Copy the entries word for word, beginning with the first one and ending after the line that contains "temperature-label: 20° [405, 140, 441, 167]".

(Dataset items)
** Start **
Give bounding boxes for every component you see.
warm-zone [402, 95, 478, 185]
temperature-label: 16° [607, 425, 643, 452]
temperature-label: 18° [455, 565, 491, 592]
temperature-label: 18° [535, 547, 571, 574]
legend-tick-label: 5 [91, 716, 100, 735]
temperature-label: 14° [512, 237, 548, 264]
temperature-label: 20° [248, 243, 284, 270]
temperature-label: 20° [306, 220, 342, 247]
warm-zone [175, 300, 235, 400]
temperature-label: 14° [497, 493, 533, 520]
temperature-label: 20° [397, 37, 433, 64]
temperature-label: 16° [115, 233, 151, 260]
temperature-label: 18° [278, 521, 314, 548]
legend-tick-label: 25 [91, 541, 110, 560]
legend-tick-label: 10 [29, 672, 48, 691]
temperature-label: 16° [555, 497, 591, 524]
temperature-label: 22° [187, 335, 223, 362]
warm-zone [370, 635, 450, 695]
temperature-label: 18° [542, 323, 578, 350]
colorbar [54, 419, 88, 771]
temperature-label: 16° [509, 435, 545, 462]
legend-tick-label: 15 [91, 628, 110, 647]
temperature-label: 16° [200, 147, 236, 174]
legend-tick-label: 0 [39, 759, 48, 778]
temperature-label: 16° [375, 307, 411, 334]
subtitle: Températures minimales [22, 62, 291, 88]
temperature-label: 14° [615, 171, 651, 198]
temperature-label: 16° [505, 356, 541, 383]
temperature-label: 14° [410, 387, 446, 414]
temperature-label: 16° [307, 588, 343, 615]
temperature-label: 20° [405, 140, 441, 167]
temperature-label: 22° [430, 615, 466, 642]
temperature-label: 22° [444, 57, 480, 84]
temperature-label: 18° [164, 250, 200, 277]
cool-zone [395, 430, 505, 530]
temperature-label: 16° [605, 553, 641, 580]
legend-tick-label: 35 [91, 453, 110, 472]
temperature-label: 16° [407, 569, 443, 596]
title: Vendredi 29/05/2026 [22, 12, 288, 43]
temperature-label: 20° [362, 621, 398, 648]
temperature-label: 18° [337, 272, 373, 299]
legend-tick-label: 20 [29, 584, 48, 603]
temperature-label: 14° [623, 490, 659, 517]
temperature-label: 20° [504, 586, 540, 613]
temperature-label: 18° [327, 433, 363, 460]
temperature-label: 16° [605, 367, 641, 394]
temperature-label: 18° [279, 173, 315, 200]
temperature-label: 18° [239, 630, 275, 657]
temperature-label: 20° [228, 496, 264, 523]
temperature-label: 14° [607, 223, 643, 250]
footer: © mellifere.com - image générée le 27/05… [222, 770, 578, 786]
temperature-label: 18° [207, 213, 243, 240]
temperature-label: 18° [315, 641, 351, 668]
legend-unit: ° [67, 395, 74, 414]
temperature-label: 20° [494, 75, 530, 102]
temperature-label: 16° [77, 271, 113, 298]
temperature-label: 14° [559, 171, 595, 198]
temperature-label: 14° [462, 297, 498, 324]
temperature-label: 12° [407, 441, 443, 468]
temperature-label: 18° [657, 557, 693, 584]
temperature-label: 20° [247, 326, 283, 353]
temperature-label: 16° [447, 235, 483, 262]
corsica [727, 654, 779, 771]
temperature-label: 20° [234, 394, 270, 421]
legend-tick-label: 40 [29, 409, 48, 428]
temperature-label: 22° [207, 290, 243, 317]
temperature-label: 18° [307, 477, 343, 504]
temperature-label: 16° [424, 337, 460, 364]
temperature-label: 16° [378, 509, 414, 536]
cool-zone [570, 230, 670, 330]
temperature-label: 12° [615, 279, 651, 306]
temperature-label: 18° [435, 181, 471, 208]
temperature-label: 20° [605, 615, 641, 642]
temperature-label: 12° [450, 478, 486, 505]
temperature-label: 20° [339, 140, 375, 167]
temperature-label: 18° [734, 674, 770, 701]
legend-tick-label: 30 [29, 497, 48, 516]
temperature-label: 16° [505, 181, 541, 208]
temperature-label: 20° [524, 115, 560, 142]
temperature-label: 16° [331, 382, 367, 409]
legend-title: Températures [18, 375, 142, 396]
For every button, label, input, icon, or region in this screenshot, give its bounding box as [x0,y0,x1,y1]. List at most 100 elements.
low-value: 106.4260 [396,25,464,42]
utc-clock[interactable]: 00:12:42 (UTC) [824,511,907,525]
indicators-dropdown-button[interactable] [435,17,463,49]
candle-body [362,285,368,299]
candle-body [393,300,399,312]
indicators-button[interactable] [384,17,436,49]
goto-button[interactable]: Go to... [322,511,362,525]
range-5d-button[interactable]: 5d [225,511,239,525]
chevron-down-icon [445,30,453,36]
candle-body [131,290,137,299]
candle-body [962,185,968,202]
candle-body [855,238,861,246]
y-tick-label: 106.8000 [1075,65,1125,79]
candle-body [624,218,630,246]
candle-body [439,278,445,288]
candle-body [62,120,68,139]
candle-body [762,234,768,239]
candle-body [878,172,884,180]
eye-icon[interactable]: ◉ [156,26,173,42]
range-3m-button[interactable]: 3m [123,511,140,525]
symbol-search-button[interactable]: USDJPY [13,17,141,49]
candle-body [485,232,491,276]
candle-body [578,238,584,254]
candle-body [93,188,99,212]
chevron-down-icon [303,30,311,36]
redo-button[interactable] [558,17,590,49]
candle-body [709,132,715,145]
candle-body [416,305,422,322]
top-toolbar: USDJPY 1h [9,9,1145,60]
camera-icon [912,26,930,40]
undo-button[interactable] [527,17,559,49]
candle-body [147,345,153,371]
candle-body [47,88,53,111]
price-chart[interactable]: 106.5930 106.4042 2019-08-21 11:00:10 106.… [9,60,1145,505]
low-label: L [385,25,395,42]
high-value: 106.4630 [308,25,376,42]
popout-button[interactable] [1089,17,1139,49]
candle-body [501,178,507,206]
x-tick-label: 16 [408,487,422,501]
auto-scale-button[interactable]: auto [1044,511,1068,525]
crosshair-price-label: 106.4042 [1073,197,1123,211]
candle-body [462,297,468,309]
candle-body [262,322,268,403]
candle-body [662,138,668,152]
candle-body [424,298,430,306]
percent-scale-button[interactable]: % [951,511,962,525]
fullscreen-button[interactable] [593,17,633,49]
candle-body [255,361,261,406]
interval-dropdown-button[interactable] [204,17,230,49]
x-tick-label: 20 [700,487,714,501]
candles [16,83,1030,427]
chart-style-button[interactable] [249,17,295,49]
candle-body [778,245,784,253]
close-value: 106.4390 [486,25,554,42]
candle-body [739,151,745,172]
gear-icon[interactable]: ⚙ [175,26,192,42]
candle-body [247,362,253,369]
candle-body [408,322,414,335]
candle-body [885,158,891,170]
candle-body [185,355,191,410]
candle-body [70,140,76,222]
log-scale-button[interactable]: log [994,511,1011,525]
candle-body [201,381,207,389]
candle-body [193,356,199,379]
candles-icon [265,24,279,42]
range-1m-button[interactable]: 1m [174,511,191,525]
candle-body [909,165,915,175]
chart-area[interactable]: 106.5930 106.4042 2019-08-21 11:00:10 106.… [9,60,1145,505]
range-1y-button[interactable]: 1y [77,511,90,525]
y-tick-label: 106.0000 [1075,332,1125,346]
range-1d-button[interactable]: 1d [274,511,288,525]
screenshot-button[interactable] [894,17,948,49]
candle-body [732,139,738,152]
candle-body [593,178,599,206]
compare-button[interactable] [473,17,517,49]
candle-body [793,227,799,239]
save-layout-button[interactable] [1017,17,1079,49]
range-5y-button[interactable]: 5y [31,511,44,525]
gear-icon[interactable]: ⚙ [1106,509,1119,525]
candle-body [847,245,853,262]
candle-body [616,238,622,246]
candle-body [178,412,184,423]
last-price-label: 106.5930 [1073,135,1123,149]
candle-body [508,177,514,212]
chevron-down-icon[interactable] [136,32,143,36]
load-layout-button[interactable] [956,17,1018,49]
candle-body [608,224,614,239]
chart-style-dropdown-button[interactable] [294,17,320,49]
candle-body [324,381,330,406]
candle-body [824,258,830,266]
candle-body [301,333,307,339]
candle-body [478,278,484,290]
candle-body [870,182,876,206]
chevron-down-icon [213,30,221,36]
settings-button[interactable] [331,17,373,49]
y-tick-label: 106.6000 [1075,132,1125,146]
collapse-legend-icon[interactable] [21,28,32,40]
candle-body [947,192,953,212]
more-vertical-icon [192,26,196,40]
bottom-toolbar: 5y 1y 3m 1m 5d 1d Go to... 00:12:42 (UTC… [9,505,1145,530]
** End **
### EXPECTED OUTPUT
Give bounding boxes for every component you see.
warm-zone [402, 95, 478, 185]
temperature-label: 16° [607, 425, 643, 452]
temperature-label: 18° [455, 565, 491, 592]
temperature-label: 18° [535, 547, 571, 574]
legend-tick-label: 5 [91, 716, 100, 735]
temperature-label: 14° [512, 237, 548, 264]
temperature-label: 20° [248, 243, 284, 270]
temperature-label: 20° [306, 220, 342, 247]
warm-zone [175, 300, 235, 400]
temperature-label: 14° [497, 493, 533, 520]
temperature-label: 20° [397, 37, 433, 64]
temperature-label: 16° [115, 233, 151, 260]
temperature-label: 18° [278, 521, 314, 548]
legend-tick-label: 25 [91, 541, 110, 560]
legend-tick-label: 10 [29, 672, 48, 691]
temperature-label: 16° [555, 497, 591, 524]
temperature-label: 22° [187, 335, 223, 362]
warm-zone [370, 635, 450, 695]
temperature-label: 18° [542, 323, 578, 350]
colorbar [54, 419, 88, 771]
temperature-label: 16° [509, 435, 545, 462]
legend-tick-label: 15 [91, 628, 110, 647]
temperature-label: 16° [200, 147, 236, 174]
legend-tick-label: 0 [39, 759, 48, 778]
temperature-label: 16° [375, 307, 411, 334]
subtitle: Températures minimales [22, 62, 291, 88]
temperature-label: 14° [615, 171, 651, 198]
temperature-label: 16° [505, 356, 541, 383]
temperature-label: 14° [410, 387, 446, 414]
temperature-label: 16° [307, 588, 343, 615]
temperature-label: 20° [405, 140, 441, 167]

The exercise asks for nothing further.